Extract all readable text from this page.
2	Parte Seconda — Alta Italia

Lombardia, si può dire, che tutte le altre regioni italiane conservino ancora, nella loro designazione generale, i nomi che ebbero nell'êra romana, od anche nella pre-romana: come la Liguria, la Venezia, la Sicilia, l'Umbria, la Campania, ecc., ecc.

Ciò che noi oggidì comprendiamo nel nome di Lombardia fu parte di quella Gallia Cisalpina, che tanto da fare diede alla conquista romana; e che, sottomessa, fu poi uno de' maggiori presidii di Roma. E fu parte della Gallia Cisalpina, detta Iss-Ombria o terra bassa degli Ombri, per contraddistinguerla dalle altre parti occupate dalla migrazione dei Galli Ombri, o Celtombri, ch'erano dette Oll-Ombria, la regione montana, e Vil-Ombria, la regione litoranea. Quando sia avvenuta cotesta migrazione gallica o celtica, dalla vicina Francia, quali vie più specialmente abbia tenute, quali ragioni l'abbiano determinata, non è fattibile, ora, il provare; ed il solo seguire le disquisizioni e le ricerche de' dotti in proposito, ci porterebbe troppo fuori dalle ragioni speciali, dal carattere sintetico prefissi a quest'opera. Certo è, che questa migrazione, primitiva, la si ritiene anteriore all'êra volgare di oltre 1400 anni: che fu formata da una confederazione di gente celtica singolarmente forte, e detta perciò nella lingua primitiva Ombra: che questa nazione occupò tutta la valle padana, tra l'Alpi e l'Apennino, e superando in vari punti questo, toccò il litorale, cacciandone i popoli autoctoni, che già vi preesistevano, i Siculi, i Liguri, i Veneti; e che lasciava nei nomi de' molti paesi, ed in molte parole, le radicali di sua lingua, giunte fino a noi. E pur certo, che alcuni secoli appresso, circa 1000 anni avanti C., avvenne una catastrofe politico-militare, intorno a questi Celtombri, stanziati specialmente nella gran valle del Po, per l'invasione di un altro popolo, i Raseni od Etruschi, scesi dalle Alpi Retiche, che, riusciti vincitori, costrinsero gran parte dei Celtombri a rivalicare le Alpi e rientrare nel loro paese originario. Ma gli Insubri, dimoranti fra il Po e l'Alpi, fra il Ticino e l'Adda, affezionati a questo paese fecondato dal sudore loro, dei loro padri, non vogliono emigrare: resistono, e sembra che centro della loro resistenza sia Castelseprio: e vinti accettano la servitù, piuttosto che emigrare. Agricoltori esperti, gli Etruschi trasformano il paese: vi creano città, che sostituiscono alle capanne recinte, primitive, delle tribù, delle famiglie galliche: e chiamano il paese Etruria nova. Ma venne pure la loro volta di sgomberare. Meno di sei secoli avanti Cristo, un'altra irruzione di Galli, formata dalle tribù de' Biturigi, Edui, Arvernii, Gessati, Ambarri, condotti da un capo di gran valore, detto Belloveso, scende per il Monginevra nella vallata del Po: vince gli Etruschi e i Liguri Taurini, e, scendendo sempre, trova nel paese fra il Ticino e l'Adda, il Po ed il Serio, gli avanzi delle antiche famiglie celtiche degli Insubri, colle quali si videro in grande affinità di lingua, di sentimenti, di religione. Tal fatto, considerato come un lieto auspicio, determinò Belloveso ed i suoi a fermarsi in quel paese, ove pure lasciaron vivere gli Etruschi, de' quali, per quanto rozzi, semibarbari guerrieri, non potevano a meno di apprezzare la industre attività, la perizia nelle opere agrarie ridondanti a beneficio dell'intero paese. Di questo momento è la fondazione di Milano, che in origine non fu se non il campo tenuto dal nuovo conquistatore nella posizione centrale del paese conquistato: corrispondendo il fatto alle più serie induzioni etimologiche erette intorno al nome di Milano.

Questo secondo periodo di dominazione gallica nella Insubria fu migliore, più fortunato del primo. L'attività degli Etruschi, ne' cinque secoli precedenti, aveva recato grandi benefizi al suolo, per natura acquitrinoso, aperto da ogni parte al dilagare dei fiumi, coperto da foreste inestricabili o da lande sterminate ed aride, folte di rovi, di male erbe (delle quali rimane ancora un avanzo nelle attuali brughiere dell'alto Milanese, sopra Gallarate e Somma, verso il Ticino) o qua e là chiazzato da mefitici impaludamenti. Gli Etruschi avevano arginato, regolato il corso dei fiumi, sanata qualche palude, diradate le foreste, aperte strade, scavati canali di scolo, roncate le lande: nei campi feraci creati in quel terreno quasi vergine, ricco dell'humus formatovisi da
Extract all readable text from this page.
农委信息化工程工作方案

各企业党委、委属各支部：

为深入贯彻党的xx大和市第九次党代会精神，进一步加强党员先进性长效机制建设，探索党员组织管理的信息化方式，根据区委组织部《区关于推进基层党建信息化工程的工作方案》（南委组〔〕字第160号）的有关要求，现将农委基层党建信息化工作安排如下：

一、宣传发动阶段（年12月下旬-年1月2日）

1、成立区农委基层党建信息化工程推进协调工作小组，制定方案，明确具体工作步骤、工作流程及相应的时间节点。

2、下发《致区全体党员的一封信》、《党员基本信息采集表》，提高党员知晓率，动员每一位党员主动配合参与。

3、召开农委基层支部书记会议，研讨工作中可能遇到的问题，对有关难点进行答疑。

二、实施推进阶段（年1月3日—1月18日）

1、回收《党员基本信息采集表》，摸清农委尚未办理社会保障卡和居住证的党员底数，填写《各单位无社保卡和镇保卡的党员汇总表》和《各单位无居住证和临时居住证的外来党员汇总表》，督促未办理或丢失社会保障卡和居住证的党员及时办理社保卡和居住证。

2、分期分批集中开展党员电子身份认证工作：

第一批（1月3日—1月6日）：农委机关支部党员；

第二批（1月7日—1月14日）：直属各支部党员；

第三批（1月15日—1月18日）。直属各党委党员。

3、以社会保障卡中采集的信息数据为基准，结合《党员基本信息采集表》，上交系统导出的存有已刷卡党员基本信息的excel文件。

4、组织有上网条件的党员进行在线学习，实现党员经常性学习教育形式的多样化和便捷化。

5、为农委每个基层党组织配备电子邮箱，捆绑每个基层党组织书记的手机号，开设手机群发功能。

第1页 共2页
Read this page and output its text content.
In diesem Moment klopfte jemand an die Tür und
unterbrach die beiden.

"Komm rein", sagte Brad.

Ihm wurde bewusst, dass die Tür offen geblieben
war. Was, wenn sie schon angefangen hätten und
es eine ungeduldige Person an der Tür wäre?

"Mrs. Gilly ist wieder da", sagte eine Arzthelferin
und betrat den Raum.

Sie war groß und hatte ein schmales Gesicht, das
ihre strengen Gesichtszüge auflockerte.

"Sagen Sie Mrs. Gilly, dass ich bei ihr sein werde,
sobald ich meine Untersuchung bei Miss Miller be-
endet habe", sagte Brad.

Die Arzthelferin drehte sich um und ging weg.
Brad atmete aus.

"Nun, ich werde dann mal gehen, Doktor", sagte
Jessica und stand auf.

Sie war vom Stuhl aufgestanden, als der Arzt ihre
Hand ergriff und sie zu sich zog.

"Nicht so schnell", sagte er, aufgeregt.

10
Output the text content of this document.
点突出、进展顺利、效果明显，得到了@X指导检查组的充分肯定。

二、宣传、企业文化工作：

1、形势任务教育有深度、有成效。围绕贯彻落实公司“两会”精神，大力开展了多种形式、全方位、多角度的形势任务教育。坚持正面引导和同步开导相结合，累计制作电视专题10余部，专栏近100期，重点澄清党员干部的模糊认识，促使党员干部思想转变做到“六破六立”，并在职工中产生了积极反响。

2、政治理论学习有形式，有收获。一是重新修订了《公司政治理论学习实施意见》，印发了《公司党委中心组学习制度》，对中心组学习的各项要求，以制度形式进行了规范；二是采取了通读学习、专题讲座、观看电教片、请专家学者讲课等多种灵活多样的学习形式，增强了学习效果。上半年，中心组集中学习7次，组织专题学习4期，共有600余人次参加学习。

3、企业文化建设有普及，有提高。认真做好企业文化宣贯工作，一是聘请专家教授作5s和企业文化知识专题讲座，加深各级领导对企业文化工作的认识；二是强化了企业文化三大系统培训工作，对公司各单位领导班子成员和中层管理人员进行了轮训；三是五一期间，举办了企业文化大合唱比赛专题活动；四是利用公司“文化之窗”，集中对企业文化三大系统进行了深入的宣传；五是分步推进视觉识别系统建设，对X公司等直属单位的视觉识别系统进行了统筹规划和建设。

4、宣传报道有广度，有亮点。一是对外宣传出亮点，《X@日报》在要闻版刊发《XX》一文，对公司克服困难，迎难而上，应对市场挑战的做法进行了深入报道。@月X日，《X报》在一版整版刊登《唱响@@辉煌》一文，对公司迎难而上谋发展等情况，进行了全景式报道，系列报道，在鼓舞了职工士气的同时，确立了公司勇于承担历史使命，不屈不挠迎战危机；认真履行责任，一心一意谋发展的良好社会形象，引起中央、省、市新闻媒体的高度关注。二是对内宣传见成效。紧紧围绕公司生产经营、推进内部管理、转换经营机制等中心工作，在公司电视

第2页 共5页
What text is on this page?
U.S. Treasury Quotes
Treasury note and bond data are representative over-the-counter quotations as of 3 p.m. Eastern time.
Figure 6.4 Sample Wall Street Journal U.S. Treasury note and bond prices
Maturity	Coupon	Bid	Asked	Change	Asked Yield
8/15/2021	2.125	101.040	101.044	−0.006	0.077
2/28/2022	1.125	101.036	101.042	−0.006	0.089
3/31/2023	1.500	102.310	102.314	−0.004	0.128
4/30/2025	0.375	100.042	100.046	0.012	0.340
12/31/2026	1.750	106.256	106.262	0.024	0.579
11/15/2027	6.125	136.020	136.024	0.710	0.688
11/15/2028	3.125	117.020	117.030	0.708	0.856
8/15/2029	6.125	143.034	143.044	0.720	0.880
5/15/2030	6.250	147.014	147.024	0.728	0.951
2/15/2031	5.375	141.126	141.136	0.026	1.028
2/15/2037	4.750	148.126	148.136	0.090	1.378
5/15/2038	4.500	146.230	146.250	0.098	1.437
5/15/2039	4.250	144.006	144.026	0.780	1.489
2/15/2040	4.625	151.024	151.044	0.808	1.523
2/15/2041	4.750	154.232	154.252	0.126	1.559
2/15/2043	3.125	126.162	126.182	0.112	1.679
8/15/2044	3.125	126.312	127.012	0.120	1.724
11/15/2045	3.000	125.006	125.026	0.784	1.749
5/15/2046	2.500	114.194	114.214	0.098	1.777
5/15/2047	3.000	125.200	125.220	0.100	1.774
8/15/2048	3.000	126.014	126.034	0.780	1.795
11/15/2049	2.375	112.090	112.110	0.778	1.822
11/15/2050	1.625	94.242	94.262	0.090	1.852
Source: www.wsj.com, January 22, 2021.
__________________________________________________
:: What is being asked ::
Scan the records above, count the lines with "Gilly" in them, and give only the number.

:: The completed task ::
2